Enfin et surtout, la durée et la position du temps de travail
étaient données par la durée de la lumière du jour
et par les usages et rites culturels et religieux.
Ainsi, parler de « temps de travail » à
l'ère préindustrielle était peu approprié. On
parlait plutôt « du temps de vie globale ». Ce temps
était en outre caractérisé par son aspect cyclique
caractérisé selon BARREAU et TIFFENEAU (1985) de « temps
cosmo-bio-social », car, il y avait harmonie entre les rythmes de la vie
humaine et les cycles naturels, les jours et les nuits, la ronde des saisons.
De même, les rythmes des travaux étaient commandés par le
mouvement des saisons. Le temps de travail variait dès lors en fonction
de la longueur de la journée. Il se situait probablement en moyenne
autour de 10-11 heures de travail par jour (KARSTEN, 1991). Outre les 52
dimanches, on comptait dans le monde occidental souvent largement plus de cent
(100) jours fériés par an, qui étaient effectivement
suivis par la population, ce qui porte le total estimé des jours
ouvrables de l'époque à cent quatre-vingt (180) voir deux cent
(200) selon les pays et les sources (BAILLOD et al, 1989).
2. La gestion industrielle du temps de travail : le
rapport temps -argent
Avec l'extension de l'industrialisation, le rapport entre
temps et travail s'est en quelque sorte inversé. Ainsi, dans la nouvelle
attitude à l'égard du temps et du travail qui va se
développer avec l'industrialisation, la tâche n'est plus
déterminante, au profit de la valeur du temps une fois convertie en
argent. Déjà même qu'au milieu du XVIIème
siècle, on pouvait voir la mesure du travail par le temps lorsque la
main d'oeuvre recevait une indemnité à la fin de la
journée. Le temps est ainsi devenu une monnaie, « time is
money» qui, ne se passe pas mais se dépense (BENJAMIN FRANKLIN,
1748).
####################
EXERCICE COURT 1. Relevez toutes les références citées dans l'extrait sur le temps de travail, en donnant pour chacune l'auteur et l'année.
####################
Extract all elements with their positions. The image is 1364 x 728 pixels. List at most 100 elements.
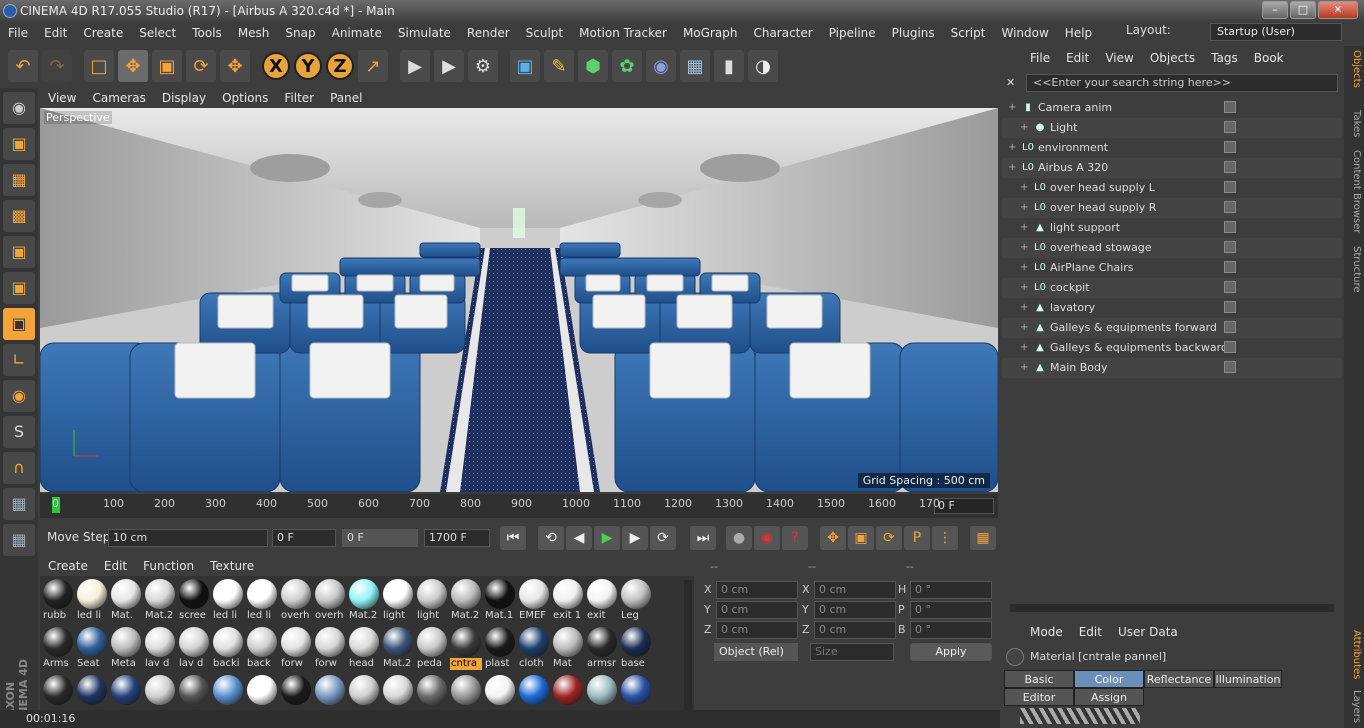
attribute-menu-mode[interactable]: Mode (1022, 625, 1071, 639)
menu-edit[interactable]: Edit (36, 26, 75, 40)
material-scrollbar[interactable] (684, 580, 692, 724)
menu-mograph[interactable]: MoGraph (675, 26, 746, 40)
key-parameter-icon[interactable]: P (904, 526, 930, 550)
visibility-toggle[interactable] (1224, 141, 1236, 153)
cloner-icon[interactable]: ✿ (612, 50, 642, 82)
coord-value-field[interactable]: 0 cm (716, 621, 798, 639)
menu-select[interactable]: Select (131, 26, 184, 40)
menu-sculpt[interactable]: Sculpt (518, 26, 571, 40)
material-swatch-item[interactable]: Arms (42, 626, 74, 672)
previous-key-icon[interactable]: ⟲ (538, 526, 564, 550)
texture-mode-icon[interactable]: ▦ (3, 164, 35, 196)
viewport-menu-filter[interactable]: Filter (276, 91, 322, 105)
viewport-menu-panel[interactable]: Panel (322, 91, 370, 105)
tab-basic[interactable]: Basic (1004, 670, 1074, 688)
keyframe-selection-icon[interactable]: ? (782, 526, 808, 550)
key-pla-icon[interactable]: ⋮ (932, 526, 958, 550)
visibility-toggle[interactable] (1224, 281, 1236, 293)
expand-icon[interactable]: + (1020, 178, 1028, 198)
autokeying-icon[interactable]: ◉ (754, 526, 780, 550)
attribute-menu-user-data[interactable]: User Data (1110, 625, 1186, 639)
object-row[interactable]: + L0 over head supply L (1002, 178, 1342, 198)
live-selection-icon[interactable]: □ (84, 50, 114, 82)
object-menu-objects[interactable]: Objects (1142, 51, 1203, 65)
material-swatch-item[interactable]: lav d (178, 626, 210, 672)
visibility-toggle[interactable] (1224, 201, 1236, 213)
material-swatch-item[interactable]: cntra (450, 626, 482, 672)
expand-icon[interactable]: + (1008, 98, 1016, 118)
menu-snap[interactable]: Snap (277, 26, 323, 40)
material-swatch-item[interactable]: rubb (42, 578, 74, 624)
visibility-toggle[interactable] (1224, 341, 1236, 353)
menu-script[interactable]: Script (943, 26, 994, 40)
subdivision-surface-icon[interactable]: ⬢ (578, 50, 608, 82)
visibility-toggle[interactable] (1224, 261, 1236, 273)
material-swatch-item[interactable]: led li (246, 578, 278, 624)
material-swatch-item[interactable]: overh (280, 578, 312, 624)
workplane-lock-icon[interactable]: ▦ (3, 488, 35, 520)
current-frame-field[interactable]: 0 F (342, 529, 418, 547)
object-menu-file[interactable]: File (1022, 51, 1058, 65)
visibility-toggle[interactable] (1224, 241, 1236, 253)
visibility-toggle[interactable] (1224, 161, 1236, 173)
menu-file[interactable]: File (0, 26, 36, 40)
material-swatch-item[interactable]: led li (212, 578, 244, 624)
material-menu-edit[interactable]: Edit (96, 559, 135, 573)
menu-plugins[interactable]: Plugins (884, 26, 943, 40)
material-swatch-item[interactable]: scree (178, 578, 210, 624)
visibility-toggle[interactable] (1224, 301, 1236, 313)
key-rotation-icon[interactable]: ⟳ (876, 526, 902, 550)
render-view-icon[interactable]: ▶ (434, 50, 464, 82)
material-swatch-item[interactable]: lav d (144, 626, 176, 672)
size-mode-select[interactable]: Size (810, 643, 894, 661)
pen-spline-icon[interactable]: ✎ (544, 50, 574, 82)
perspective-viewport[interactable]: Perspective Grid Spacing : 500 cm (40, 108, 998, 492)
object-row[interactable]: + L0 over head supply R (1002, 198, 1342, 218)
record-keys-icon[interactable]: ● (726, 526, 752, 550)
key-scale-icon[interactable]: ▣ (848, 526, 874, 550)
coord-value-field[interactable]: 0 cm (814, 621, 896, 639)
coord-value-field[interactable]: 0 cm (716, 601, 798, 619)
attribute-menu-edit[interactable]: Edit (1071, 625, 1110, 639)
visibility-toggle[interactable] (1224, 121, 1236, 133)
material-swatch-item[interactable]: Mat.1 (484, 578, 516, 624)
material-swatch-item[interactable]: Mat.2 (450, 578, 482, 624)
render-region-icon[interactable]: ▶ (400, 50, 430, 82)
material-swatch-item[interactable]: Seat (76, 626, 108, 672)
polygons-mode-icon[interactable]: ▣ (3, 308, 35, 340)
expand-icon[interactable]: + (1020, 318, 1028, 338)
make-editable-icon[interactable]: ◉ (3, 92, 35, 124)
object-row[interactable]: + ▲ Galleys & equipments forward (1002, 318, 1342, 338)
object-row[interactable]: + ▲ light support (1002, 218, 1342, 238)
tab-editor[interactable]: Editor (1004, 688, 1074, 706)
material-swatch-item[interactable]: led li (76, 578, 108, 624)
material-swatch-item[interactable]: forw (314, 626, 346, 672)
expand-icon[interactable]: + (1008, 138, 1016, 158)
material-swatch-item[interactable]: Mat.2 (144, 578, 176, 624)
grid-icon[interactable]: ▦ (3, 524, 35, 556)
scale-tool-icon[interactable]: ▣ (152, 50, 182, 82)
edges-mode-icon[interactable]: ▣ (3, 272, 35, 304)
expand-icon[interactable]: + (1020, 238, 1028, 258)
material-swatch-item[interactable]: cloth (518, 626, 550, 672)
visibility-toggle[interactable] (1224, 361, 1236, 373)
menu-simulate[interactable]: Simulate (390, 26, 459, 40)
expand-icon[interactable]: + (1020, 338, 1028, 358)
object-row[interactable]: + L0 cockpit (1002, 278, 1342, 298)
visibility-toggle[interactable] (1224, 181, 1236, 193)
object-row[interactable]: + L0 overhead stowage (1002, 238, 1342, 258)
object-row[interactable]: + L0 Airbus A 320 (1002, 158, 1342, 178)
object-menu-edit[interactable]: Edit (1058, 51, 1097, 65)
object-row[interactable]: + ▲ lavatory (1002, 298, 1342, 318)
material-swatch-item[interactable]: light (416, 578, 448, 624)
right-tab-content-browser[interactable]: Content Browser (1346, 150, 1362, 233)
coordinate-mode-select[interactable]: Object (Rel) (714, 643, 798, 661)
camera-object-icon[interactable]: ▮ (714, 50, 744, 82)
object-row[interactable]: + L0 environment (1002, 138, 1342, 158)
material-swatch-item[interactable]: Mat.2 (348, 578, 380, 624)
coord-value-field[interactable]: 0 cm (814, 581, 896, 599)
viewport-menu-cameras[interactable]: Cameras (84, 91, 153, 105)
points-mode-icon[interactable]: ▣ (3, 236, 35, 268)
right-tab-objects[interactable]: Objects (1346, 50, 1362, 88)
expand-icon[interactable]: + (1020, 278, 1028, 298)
####################
EXERCICE COURT 2. Réécrivez sous forme de tableau Markdown les lignes des enregistrements, en commençant à celle qui contient « attribute-menu-mode[interactable]: Mode (1022, 625, 1071, 639) » et en finissant à celle qui contient « attribute-menu-user-data[interactable]: User Data ». Utilisez les colonnes Numéro et Ligne, et omettez les lignes vides.

CORRIGÉ 1.
- BARREAU et TIFFENEAU (1985)
- KARSTEN (1991)
- BAILLOD et al (1989)
- BENJAMIN FRANKLIN (1748)

CORRIGÉ 2.
| Numéro | Ligne |
|---|---|
| 1 | attribute-menu-mode[interactable]: Mode (1022, 625, 1071, 639) |
| 2 | menu-edit[interactable]: Edit (36, 26, 75, 40) |
| 3 | material-scrollbar[interactable] (684, 580, 692, 724) |
| 4 | menu-mograph[interactable]: MoGraph (675, 26, 746, 40) |
| 5 | key-parameter-icon[interactable]: P (904, 526, 930, 550) |
| 6 | visibility-toggle[interactable] (1224, 141, 1236, 153) |
| 7 | cloner-icon[interactable]: ✿ (612, 50, 642, 82) |
| 8 | coord-value-field[interactable]: 0 cm (716, 621, 798, 639) |
| 9 | menu-select[interactable]: Select (131, 26, 184, 40) |
| 10 | menu-sculpt[interactable]: Sculpt (518, 26, 571, 40) |
| 11 | material-swatch-item[interactable]: Arms (42, 626, 74, 672) |
| 12 | previous-key-icon[interactable]: ⟲ (538, 526, 564, 550) |
| 13 | texture-mode-icon[interactable]: ▦ (3, 164, 35, 196) |
| 14 | viewport-menu-filter[interactable]: Filter (276, 91, 322, 105) |
| 15 | viewport-menu-panel[interactable]: Panel (322, 91, 370, 105) |
| 16 | tab-basic[interactable]: Basic (1004, 670, 1074, 688) |
| 17 | keyframe-selection-icon[interactable]: ? (782, 526, 808, 550) |
| 18 | key-pla-icon[interactable]: ⋮ (932, 526, 958, 550) |
| 19 | visibility-toggle[interactable] (1224, 281, 1236, 293) |
| 20 | expand-icon[interactable]: + (1020, 178, 1028, 198) |
| 21 | autokeying-icon[interactable]: ◉ (754, 526, 780, 550) |
| 22 | attribute-menu-user-data[interactable]: User Data (1110, 625, 1186, 639) |